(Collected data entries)

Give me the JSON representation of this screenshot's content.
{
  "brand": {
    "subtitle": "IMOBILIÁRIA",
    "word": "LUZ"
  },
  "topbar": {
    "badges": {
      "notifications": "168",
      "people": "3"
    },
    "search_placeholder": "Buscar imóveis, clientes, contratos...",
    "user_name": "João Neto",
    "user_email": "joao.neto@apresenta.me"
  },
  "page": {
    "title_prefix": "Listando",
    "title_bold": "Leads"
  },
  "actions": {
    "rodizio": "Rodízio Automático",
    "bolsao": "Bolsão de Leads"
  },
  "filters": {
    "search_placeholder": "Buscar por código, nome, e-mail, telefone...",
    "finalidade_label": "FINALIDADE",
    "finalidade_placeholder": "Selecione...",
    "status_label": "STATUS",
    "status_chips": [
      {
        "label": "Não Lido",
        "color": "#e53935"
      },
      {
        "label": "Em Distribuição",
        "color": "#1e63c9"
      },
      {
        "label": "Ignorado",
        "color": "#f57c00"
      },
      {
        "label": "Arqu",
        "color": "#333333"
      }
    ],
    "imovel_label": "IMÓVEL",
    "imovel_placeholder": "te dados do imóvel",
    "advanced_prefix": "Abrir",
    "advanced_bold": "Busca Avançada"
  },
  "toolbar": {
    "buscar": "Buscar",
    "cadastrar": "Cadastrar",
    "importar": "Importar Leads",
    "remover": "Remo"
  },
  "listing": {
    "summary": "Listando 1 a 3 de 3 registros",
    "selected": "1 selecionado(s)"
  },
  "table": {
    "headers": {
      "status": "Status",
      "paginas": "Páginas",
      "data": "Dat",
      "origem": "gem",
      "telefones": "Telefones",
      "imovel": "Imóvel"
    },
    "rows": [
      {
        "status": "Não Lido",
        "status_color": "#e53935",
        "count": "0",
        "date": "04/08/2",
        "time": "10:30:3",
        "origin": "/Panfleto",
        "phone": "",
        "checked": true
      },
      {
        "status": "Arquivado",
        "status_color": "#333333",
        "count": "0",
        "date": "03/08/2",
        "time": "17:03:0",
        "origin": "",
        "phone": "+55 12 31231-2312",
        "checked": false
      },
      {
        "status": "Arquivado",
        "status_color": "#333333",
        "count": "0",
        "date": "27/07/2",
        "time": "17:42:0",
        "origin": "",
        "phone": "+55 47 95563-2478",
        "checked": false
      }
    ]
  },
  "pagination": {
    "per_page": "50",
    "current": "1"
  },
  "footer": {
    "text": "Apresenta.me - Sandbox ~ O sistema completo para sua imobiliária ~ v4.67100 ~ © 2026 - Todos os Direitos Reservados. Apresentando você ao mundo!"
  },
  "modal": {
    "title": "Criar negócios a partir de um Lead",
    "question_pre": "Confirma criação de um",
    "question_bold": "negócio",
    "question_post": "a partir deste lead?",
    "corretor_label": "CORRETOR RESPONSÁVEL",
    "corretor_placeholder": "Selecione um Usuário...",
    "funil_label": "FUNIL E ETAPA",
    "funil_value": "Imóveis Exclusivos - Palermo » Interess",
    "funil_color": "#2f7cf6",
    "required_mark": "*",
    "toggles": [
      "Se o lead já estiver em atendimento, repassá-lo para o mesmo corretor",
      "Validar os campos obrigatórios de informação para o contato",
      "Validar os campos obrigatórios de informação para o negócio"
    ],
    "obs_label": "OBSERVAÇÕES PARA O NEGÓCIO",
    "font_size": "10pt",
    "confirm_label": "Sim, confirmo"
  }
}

WRITTEN TASK. Set down every line of the listing above again, exactly as given.

SOLUTION TO THIS TASK.
Give me the JSON representation of this screenshot's content.
{
  "brand": {
    "subtitle": "IMOBILIÁRIA",
    "word": "LUZ"
  },
  "topbar": {
    "badges": {
      "notifications": "168",
      "people": "3"
    },
    "search_placeholder": "Buscar imóveis, clientes, contratos...",
    "user_name": "João Neto",
    "user_email": "joao.neto@apresenta.me"
  },
  "page": {
    "title_prefix": "Listando",
    "title_bold": "Leads"
  },
  "actions": {
    "rodizio": "Rodízio Automático",
    "bolsao": "Bolsão de Leads"
  },
  "filters": {
    "search_placeholder": "Buscar por código, nome, e-mail, telefone...",
    "finalidade_label": "FINALIDADE",
    "finalidade_placeholder": "Selecione...",
    "status_label": "STATUS",
    "status_chips": [
      {
        "label": "Não Lido",
        "color": "#e53935"
      },
      {
        "label": "Em Distribuição",
        "color": "#1e63c9"
      },
      {
        "label": "Ignorado",
        "color": "#f57c00"
      },
      {
        "label": "Arqu",
        "color": "#333333"
      }
    ],
    "imovel_label": "IMÓVEL",
    "imovel_placeholder": "te dados do imóvel",
    "advanced_prefix": "Abrir",
    "advanced_bold": "Busca Avançada"
  },
  "toolbar": {
    "buscar": "Buscar",
    "cadastrar": "Cadastrar",
    "importar": "Importar Leads",
    "remover": "Remo"
  },
  "listing": {
    "summary": "Listando 1 a 3 de 3 registros",
    "selected": "1 selecionado(s)"
  },
  "table": {
    "headers": {
      "status": "Status",
      "paginas": "Páginas",
      "data": "Dat",
      "origem": "gem",
      "telefones": "Telefones",
      "imovel": "Imóvel"
    },
    "rows": [
      {
        "status": "Não Lido",
        "status_color": "#e53935",
        "count": "0",
        "date": "04/08/2",
        "time": "10:30:3",
        "origin": "/Panfleto",
        "phone": "",
        "checked": true
      },
      {
        "status": "Arquivado",
        "status_color": "#333333",
        "count": "0",
        "date": "03/08/2",
        "time": "17:03:0",
        "origin": "",
        "phone": "+55 12 31231-2312",
        "checked": false
      },
      {
        "status": "Arquivado",
        "status_color": "#333333",
        "count": "0",
        "date": "27/07/2",
        "time": "17:42:0",
        "origin": "",
        "phone": "+55 47 95563-2478",
        "checked": false
      }
    ]
  },
  "pagination": {
    "per_page": "50",
    "current": "1"
  },
  "footer": {
    "text": "Apresenta.me - Sandbox ~ O sistema completo para sua imobiliária ~ v4.67100 ~ © 2026 - Todos os Direitos Reservados. Apresentando você ao mundo!"
  },
  "modal": {
    "title": "Criar negócios a partir de um Lead",
    "question_pre": "Confirma criação de um",
    "question_bold": "negócio",
    "question_post": "a partir deste lead?",
    "corretor_label": "CORRETOR RESPONSÁVEL",
    "corretor_placeholder": "Selecione um Usuário...",
    "funil_label": "FUNIL E ETAPA",
    "funil_value": "Imóveis Exclusivos - Palermo » Interess",
    "funil_color": "#2f7cf6",
    "required_mark": "*",
    "toggles": [
      "Se o lead já estiver em atendimento, repassá-lo para o mesmo corretor",
      "Validar os campos obrigatórios de informação para o contato",
      "Validar os campos obrigatórios de informação para o negócio"
    ],
    "obs_label": "OBSERVAÇÕES PARA O NEGÓCIO",
    "font_size": "10pt",
    "confirm_label": "Sim, confirmo"
  }
}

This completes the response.